Every line below is to be copied exactly, with the pictures left out.

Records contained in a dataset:
------------------------------

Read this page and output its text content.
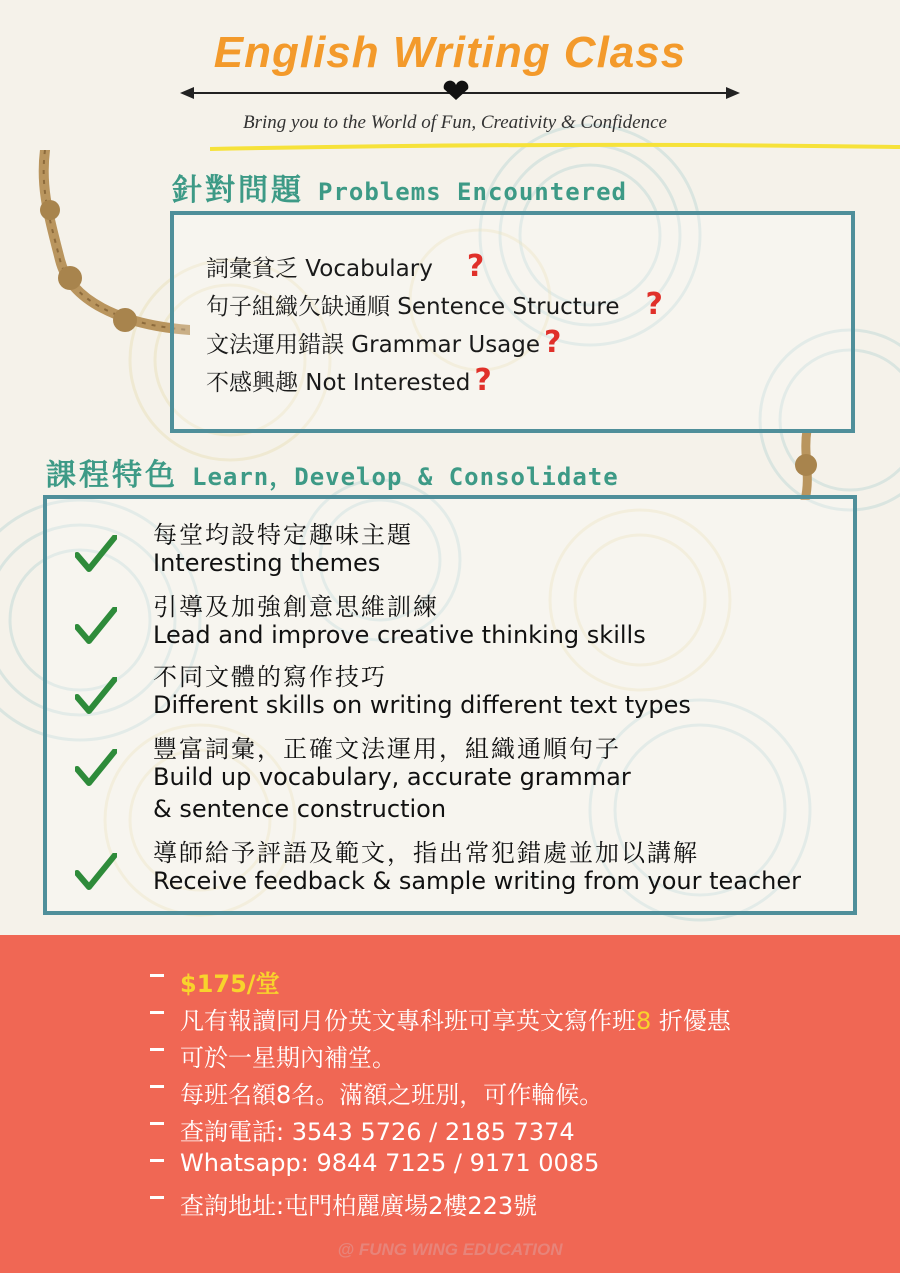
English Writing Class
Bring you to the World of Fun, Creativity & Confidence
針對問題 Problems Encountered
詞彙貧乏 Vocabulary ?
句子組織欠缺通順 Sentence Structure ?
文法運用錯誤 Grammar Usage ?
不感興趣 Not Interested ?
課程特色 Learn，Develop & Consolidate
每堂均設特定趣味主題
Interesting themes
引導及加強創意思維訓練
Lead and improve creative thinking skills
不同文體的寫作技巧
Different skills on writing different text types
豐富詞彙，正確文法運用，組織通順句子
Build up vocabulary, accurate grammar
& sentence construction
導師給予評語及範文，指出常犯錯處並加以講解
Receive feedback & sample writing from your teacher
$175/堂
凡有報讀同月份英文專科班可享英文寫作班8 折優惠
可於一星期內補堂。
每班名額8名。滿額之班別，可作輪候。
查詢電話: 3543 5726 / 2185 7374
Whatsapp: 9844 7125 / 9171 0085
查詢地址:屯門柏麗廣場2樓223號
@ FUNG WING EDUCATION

------------------------------

OUTPUT OF THE EXERCISE:
Read this page and output its text content.
English Writing Class
Bring you to the World of Fun, Creativity & Confidence
針對問題 Problems Encountered
詞彙貧乏 Vocabulary ?
句子組織欠缺通順 Sentence Structure ?
文法運用錯誤 Grammar Usage ?
不感興趣 Not Interested ?
課程特色 Learn，Develop & Consolidate
每堂均設特定趣味主題
Interesting themes
引導及加強創意思維訓練
Lead and improve creative thinking skills
不同文體的寫作技巧
Different skills on writing different text types
豐富詞彙，正確文法運用，組織通順句子
Build up vocabulary, accurate grammar
& sentence construction
導師給予評語及範文，指出常犯錯處並加以講解
Receive feedback & sample writing from your teacher
$175/堂
凡有報讀同月份英文專科班可享英文寫作班8 折優惠
可於一星期內補堂。
每班名額8名。滿額之班別，可作輪候。
查詢電話: 3543 5726 / 2185 7374
Whatsapp: 9844 7125 / 9171 0085
查詢地址:屯門柏麗廣場2樓223號
@ FUNG WING EDUCATION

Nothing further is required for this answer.